## OBJECTIVE
How far from the ocean does the author of the Rockingham kayak fishing post live?

## EXCERPT

:::::

# looking for somebody to go fishing in rockingham WA



## ggordy (Mar 28, 2012)

Hi all,
I've had my Kayak for a bit over a year,It's a Reelfishing kayak i bought it on line from Qld, at the time it was just what i wanted. I got the Tandam so i could go out with my boys, but they won't go out on the ocean with me cause there's sharks in it. I don't get a lot of trips in as i live about 500km from the ocean in the Pilbra. But if I'm near water I usually go out for a fish. I joined the forum in the hope to meet some others who enjoy fishing from their Kayak. I'm traveling down to Rockingham later this month and will be going for a fish, between the 22 and 28th of April. I'm not an experianced kayak fisherman just out having a go. To date i haven't caught to much either, but am always hoping for the big one. Not that i know what I'm going to do with a big fish if i manage to land it. I guess time will tell.

:::::

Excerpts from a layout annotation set
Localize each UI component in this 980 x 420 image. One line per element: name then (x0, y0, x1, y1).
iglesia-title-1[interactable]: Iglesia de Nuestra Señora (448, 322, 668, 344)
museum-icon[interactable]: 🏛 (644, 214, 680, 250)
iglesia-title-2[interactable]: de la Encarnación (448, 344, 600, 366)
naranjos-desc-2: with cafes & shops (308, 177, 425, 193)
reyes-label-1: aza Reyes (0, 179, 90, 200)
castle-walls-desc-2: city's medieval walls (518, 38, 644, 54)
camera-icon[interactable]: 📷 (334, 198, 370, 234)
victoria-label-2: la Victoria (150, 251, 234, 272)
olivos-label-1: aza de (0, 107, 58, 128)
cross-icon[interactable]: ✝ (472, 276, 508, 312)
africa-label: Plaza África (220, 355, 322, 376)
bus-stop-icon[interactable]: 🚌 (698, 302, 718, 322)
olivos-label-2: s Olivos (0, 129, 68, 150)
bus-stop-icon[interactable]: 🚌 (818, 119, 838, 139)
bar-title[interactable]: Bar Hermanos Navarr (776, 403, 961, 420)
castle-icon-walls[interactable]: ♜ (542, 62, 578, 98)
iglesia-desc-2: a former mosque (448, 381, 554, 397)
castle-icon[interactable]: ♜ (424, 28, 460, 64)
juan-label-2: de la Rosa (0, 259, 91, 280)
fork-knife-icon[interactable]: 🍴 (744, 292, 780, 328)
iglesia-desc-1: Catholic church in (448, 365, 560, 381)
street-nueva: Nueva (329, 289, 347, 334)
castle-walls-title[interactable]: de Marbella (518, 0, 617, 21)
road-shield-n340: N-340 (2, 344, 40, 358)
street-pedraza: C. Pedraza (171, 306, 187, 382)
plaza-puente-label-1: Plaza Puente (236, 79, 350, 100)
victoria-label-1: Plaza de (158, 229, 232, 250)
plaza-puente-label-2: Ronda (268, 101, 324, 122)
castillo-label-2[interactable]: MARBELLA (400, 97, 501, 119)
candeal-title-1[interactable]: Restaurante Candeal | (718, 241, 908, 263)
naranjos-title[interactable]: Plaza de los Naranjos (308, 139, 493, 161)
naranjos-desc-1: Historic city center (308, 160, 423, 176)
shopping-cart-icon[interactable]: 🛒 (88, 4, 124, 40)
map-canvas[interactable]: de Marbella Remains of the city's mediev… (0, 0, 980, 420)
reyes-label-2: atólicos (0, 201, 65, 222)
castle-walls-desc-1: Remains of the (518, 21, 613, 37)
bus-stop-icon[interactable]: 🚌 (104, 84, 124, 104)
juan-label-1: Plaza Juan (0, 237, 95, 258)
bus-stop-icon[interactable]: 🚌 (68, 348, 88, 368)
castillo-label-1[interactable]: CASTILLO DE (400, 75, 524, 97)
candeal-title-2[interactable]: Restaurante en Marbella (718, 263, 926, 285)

:::::

## THE REPLY
About 500 km.